Stored entries:

□ □ □ □

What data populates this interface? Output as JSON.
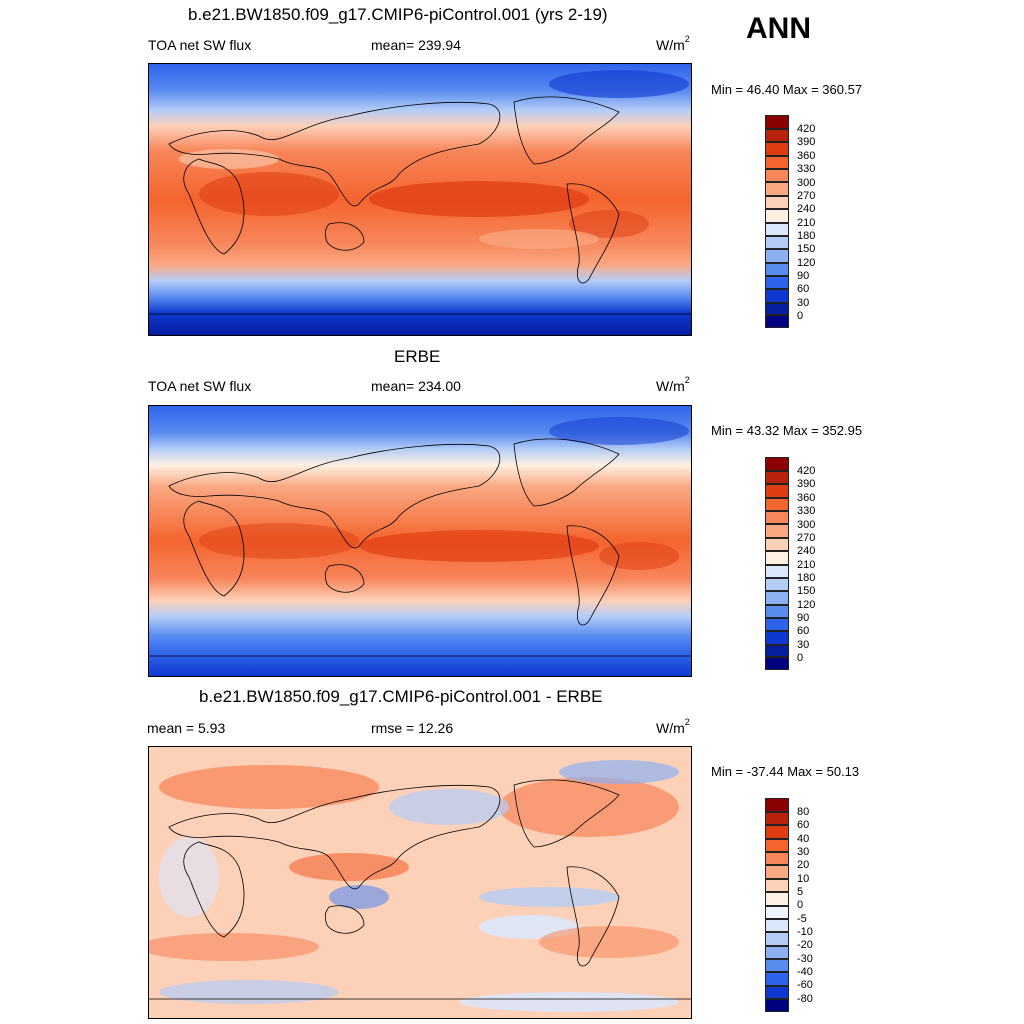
{
  "season": "ANN",
  "panels": [
    {
      "title": "b.e21.BW1850.f09_g17.CMIP6-piControl.001 (yrs 2-19)",
      "left": "TOA net SW flux",
      "center": "mean= 239.94",
      "units": "W/m",
      "units_sup": "2",
      "minmax": "Min =  46.40 Max = 360.57",
      "colorbar": [
        "420",
        "390",
        "360",
        "330",
        "300",
        "270",
        "240",
        "210",
        "180",
        "150",
        "120",
        "90",
        "60",
        "30",
        "0"
      ]
    },
    {
      "title": "ERBE",
      "left": "TOA net SW flux",
      "center": "mean= 234.00",
      "units": "W/m",
      "units_sup": "2",
      "minmax": "Min =  43.32 Max = 352.95",
      "colorbar": [
        "420",
        "390",
        "360",
        "330",
        "300",
        "270",
        "240",
        "210",
        "180",
        "150",
        "120",
        "90",
        "60",
        "30",
        "0"
      ]
    },
    {
      "title": "b.e21.BW1850.f09_g17.CMIP6-piControl.001 - ERBE",
      "left": "mean =   5.93",
      "center": "rmse =  12.26",
      "units": "W/m",
      "units_sup": "2",
      "minmax": "Min = -37.44 Max =  50.13",
      "colorbar": [
        "80",
        "60",
        "40",
        "30",
        "20",
        "10",
        "5",
        "0",
        "-5",
        "-10",
        "-20",
        "-30",
        "-40",
        "-60",
        "-80"
      ]
    }
  ],
  "colors": {
    "abs_scale": [
      "#8b0000",
      "#b8220a",
      "#de3c12",
      "#f4642e",
      "#f7865a",
      "#faa882",
      "#fdd0b8",
      "#fef0e2",
      "#dbe7fb",
      "#b4cdf7",
      "#8db0f2",
      "#5a8cf0",
      "#2e64ec",
      "#0f38d0",
      "#061ea0",
      "#000080"
    ],
    "diff_scale": [
      "#8b0000",
      "#b8220a",
      "#de3c12",
      "#f4642e",
      "#f7865a",
      "#faa882",
      "#fdd0b8",
      "#fef0e2",
      "#f0f5fe",
      "#dbe7fb",
      "#b4cdf7",
      "#8db0f2",
      "#5a8cf0",
      "#2e64ec",
      "#0f38d0",
      "#000080"
    ]
  }
}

□ □ □ □

- Given exercise:
Determine how many lines above contain "center" as a word or string. Give the number alone.

- Response to this task:
3